**Source data:**
++++
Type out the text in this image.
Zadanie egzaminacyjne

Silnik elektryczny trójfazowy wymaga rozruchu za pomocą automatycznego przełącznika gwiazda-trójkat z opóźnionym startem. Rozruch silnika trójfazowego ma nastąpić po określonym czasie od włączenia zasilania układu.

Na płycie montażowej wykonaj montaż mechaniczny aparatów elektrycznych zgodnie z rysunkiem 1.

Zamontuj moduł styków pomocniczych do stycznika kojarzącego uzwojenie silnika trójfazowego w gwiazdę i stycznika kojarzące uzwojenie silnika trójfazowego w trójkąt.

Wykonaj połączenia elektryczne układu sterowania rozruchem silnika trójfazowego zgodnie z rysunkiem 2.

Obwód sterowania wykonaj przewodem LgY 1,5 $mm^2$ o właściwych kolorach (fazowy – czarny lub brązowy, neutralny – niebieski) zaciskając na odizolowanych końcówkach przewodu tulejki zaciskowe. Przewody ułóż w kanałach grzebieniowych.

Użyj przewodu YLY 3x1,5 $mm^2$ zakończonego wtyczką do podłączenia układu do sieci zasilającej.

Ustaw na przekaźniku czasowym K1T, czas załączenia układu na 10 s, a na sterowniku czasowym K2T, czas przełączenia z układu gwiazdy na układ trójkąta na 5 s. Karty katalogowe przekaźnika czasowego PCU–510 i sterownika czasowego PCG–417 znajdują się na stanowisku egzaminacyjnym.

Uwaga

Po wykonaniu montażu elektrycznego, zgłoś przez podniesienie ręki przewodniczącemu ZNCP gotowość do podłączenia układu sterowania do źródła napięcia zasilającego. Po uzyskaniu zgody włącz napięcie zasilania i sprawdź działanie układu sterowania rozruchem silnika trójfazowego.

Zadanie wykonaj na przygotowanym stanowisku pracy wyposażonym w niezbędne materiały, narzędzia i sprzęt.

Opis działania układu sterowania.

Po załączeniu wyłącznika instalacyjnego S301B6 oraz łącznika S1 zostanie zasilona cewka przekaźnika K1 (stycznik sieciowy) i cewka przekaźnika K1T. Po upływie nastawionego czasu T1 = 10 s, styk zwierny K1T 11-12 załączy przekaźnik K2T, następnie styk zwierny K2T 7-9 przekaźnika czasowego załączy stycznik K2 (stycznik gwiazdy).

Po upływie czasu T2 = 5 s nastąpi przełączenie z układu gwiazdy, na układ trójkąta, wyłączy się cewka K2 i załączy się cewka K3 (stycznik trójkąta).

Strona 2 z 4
++++
**WORK TO COMPLETE:** Go through the entries above and pull out each line with "gwiazdy" in it.

**RESPONSE TO THE EXERCISE:**
Ustaw na przekaźniku czasowym K1T, czas załączenia układu na 10 s, a na sterowniku czasowym K2T, czas przełączenia z układu gwiazdy na układ trójkąta na 5 s. Karty katalogowe przekaźnika czasowego PCU–510 i sterownika czasowego PCG–417 znajdują się na stanowisku egzaminacyjnym.
Po załączeniu wyłącznika instalacyjnego S301B6 oraz łącznika S1 zostanie zasilona cewka przekaźnika K1 (stycznik sieciowy) i cewka przekaźnika K1T. Po upływie nastawionego czasu T1 = 10 s, styk zwierny K1T 11-12 załączy przekaźnik K2T, następnie styk zwierny K2T 7-9 przekaźnika czasowego załączy stycznik K2 (stycznik gwiazdy).
Po upływie czasu T2 = 5 s nastąpi przełączenie z układu gwiazdy, na układ trójkąta, wyłączy się cewka K2 i załączy się cewka K3 (stycznik trójkąta).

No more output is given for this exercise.